> **Listing**:

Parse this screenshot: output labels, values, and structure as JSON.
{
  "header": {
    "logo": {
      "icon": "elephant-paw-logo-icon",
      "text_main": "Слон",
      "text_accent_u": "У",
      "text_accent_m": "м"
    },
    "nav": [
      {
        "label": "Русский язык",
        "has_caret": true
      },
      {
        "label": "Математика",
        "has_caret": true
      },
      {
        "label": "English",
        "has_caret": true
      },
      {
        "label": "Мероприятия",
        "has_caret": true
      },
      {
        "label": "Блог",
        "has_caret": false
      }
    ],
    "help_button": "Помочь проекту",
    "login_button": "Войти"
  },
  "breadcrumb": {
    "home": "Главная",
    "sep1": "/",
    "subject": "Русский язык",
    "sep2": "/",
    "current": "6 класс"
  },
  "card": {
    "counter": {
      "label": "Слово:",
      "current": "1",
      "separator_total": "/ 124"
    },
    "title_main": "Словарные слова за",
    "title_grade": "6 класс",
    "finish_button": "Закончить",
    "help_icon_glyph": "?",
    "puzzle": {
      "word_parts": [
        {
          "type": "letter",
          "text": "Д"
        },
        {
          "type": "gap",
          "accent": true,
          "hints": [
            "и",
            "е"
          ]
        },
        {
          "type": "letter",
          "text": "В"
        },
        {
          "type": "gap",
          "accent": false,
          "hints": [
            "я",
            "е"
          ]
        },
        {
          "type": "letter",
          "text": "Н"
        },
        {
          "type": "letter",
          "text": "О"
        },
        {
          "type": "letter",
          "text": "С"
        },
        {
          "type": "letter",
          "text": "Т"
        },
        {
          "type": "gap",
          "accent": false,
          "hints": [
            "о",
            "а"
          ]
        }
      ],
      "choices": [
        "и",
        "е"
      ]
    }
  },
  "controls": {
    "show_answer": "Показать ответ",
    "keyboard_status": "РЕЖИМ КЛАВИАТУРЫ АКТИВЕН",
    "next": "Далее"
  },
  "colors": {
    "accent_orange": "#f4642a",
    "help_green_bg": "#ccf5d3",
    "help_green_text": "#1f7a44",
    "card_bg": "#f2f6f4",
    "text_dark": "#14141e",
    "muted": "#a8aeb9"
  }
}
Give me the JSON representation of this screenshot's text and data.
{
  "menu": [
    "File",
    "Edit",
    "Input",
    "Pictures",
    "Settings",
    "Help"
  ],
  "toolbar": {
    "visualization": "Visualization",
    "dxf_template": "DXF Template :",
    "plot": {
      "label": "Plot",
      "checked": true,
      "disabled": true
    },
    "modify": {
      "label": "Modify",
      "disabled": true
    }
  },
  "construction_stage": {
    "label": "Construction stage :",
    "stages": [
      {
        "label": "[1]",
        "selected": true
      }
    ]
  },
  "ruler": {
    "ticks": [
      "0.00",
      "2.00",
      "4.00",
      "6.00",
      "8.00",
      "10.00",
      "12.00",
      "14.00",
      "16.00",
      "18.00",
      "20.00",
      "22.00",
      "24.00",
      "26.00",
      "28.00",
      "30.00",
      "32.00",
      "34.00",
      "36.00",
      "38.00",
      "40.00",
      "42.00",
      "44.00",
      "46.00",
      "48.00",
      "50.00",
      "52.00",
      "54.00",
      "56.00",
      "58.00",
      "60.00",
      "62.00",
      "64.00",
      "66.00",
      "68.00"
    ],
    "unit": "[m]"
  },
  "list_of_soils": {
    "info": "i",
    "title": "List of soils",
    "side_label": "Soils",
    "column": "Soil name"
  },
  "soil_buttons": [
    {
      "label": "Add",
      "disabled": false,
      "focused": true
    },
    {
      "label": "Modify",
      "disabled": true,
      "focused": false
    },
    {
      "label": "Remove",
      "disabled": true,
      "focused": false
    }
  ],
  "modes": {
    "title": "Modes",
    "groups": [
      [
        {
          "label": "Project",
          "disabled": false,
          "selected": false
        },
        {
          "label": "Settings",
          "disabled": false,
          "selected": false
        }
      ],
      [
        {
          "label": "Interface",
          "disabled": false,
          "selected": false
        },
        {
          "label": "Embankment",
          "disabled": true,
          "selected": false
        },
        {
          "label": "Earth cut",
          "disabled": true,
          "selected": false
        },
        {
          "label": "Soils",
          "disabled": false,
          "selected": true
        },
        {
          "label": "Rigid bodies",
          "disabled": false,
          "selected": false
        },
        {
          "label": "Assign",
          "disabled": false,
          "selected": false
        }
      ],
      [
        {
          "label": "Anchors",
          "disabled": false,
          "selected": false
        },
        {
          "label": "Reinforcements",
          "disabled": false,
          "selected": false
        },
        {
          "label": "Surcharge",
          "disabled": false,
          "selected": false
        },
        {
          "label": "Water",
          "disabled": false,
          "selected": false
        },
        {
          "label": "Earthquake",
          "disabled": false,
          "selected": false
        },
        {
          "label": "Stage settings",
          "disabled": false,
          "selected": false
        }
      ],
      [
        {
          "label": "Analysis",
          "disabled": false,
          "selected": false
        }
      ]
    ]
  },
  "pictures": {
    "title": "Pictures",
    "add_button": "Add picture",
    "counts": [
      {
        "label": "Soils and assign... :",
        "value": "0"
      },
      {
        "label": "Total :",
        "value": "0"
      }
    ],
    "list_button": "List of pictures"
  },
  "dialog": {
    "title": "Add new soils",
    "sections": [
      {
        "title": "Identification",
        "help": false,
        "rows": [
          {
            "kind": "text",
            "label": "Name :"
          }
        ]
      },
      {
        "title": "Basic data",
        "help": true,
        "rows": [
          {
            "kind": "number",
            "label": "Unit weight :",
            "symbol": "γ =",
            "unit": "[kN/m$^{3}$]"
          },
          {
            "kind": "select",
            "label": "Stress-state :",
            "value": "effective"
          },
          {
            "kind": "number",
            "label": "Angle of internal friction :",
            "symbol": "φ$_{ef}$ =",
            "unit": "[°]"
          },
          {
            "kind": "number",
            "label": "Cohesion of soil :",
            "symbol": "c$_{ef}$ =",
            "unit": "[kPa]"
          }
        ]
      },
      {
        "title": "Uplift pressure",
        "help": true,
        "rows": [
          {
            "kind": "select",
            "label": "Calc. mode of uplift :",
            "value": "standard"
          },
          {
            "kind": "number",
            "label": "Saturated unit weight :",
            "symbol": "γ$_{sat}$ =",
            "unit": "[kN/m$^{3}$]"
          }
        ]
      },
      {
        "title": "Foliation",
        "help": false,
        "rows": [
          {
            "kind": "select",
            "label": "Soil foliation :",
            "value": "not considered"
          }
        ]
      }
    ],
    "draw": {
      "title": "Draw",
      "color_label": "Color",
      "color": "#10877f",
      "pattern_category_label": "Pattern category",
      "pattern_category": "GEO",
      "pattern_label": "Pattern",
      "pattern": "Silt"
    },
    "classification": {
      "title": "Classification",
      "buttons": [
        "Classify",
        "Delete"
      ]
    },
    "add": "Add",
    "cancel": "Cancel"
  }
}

> **Task brief**: Reproduce every line above without error.

> **Solved exercise**:
Parse this screenshot: output labels, values, and structure as JSON.
{
  "header": {
    "logo": {
      "icon": "elephant-paw-logo-icon",
      "text_main": "Слон",
      "text_accent_u": "У",
      "text_accent_m": "м"
    },
    "nav": [
      {
        "label": "Русский язык",
        "has_caret": true
      },
      {
        "label": "Математика",
        "has_caret": true
      },
      {
        "label": "English",
        "has_caret": true
      },
      {
        "label": "Мероприятия",
        "has_caret": true
      },
      {
        "label": "Блог",
        "has_caret": false
      }
    ],
    "help_button": "Помочь проекту",
    "login_button": "Войти"
  },
  "breadcrumb": {
    "home": "Главная",
    "sep1": "/",
    "subject": "Русский язык",
    "sep2": "/",
    "current": "6 класс"
  },
  "card": {
    "counter": {
      "label": "Слово:",
      "current": "1",
      "separator_total": "/ 124"
    },
    "title_main": "Словарные слова за",
    "title_grade": "6 класс",
    "finish_button": "Закончить",
    "help_icon_glyph": "?",
    "puzzle": {
      "word_parts": [
        {
          "type": "letter",
          "text": "Д"
        },
        {
          "type": "gap",
          "accent": true,
          "hints": [
            "и",
            "е"
          ]
        },
        {
          "type": "letter",
          "text": "В"
        },
        {
          "type": "gap",
          "accent": false,
          "hints": [
            "я",
            "е"
          ]
        },
        {
          "type": "letter",
          "text": "Н"
        },
        {
          "type": "letter",
          "text": "О"
        },
        {
          "type": "letter",
          "text": "С"
        },
        {
          "type": "letter",
          "text": "Т"
        },
        {
          "type": "gap",
          "accent": false,
          "hints": [
            "о",
            "а"
          ]
        }
      ],
      "choices": [
        "и",
        "е"
      ]
    }
  },
  "controls": {
    "show_answer": "Показать ответ",
    "keyboard_status": "РЕЖИМ КЛАВИАТУРЫ АКТИВЕН",
    "next": "Далее"
  },
  "colors": {
    "accent_orange": "#f4642a",
    "help_green_bg": "#ccf5d3",
    "help_green_text": "#1f7a44",
    "card_bg": "#f2f6f4",
    "text_dark": "#14141e",
    "muted": "#a8aeb9"
  }
}
Give me the JSON representation of this screenshot's text and data.
{
  "menu": [
    "File",
    "Edit",
    "Input",
    "Pictures",
    "Settings",
    "Help"
  ],
  "toolbar": {
    "visualization": "Visualization",
    "dxf_template": "DXF Template :",
    "plot": {
      "label": "Plot",
      "checked": true,
      "disabled": true
    },
    "modify": {
      "label": "Modify",
      "disabled": true
    }
  },
  "construction_stage": {
    "label": "Construction stage :",
    "stages": [
      {
        "label": "[1]",
        "selected": true
      }
    ]
  },
  "ruler": {
    "ticks": [
      "0.00",
      "2.00",
      "4.00",
      "6.00",
      "8.00",
      "10.00",
      "12.00",
      "14.00",
      "16.00",
      "18.00",
      "20.00",
      "22.00",
      "24.00",
      "26.00",
      "28.00",
      "30.00",
      "32.00",
      "34.00",
      "36.00",
      "38.00",
      "40.00",
      "42.00",
      "44.00",
      "46.00",
      "48.00",
      "50.00",
      "52.00",
      "54.00",
      "56.00",
      "58.00",
      "60.00",
      "62.00",
      "64.00",
      "66.00",
      "68.00"
    ],
    "unit": "[m]"
  },
  "list_of_soils": {
    "info": "i",
    "title": "List of soils",
    "side_label": "Soils",
    "column": "Soil name"
  },
  "soil_buttons": [
    {
      "label": "Add",
      "disabled": false,
      "focused": true
    },
    {
      "label": "Modify",
      "disabled": true,
      "focused": false
    },
    {
      "label": "Remove",
      "disabled": true,
      "focused": false
    }
  ],
  "modes": {
    "title": "Modes",
    "groups": [
      [
        {
          "label": "Project",
          "disabled": false,
          "selected": false
        },
        {
          "label": "Settings",
          "disabled": false,
          "selected": false
        }
      ],
      [
        {
          "label": "Interface",
          "disabled": false,
          "selected": false
        },
        {
          "label": "Embankment",
          "disabled": true,
          "selected": false
        },
        {
          "label": "Earth cut",
          "disabled": true,
          "selected": false
        },
        {
          "label": "Soils",
          "disabled": false,
          "selected": true
        },
        {
          "label": "Rigid bodies",
          "disabled": false,
          "selected": false
        },
        {
          "label": "Assign",
          "disabled": false,
          "selected": false
        }
      ],
      [
        {
          "label": "Anchors",
          "disabled": false,
          "selected": false
        },
        {
          "label": "Reinforcements",
          "disabled": false,
          "selected": false
        },
        {
          "label": "Surcharge",
          "disabled": false,
          "selected": false
        },
        {
          "label": "Water",
          "disabled": false,
          "selected": false
        },
        {
          "label": "Earthquake",
          "disabled": false,
          "selected": false
        },
        {
          "label": "Stage settings",
          "disabled": false,
          "selected": false
        }
      ],
      [
        {
          "label": "Analysis",
          "disabled": false,
          "selected": false
        }
      ]
    ]
  },
  "pictures": {
    "title": "Pictures",
    "add_button": "Add picture",
    "counts": [
      {
        "label": "Soils and assign... :",
        "value": "0"
      },
      {
        "label": "Total :",
        "value": "0"
      }
    ],
    "list_button": "List of pictures"
  },
  "dialog": {
    "title": "Add new soils",
    "sections": [
      {
        "title": "Identification",
        "help": false,
        "rows": [
          {
            "kind": "text",
            "label": "Name :"
          }
        ]
      },
      {
        "title": "Basic data",
        "help": true,
        "rows": [
          {
            "kind": "number",
            "label": "Unit weight :",
            "symbol": "γ =",
            "unit": "[kN/m$^{3}$]"
          },
          {
            "kind": "select",
            "label": "Stress-state :",
            "value": "effective"
          },
          {
            "kind": "number",
            "label": "Angle of internal friction :",
            "symbol": "φ$_{ef}$ =",
            "unit": "[°]"
          },
          {
            "kind": "number",
            "label": "Cohesion of soil :",
            "symbol": "c$_{ef}$ =",
            "unit": "[kPa]"
          }
        ]
      },
      {
        "title": "Uplift pressure",
        "help": true,
        "rows": [
          {
            "kind": "select",
            "label": "Calc. mode of uplift :",
            "value": "standard"
          },
          {
            "kind": "number",
            "label": "Saturated unit weight :",
            "symbol": "γ$_{sat}$ =",
            "unit": "[kN/m$^{3}$]"
          }
        ]
      },
      {
        "title": "Foliation",
        "help": false,
        "rows": [
          {
            "kind": "select",
            "label": "Soil foliation :",
            "value": "not considered"
          }
        ]
      }
    ],
    "draw": {
      "title": "Draw",
      "color_label": "Color",
      "color": "#10877f",
      "pattern_category_label": "Pattern category",
      "pattern_category": "GEO",
      "pattern_label": "Pattern",
      "pattern": "Silt"
    },
    "classification": {
      "title": "Classification",
      "buttons": [
        "Classify",
        "Delete"
      ]
    },
    "add": "Add",
    "cancel": "Cancel"
  }
}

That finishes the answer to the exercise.